**Stated problem**
Every line below that holds the string "page" should be copied out.

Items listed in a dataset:
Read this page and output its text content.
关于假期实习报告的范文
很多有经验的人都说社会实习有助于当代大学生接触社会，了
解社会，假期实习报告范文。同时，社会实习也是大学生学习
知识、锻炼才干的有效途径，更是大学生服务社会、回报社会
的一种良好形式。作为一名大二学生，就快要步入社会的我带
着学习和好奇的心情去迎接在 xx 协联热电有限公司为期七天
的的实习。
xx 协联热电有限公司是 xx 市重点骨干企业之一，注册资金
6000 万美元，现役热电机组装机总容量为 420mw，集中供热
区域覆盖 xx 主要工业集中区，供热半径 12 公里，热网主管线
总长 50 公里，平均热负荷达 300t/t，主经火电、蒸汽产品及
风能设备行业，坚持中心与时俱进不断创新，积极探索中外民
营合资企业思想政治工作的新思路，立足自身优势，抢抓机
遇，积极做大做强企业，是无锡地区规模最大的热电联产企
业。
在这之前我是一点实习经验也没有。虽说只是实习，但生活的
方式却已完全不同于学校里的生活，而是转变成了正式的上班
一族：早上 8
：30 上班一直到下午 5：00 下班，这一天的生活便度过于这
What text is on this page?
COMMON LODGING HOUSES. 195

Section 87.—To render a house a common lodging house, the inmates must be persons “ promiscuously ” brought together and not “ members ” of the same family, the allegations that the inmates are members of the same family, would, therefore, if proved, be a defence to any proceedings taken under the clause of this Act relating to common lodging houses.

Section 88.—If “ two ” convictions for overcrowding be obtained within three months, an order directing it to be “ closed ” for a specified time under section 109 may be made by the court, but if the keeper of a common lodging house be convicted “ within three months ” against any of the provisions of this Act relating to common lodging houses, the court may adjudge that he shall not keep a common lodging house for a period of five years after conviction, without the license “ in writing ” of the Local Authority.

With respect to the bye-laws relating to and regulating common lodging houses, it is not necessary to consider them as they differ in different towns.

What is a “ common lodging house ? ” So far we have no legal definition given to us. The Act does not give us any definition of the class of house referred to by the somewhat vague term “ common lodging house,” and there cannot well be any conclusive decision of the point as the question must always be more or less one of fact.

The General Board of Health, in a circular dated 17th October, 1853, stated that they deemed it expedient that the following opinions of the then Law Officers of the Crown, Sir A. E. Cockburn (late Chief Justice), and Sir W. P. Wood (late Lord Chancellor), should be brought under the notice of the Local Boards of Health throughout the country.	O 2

**Task result**
Read this page and output its text content.
What text is on this page?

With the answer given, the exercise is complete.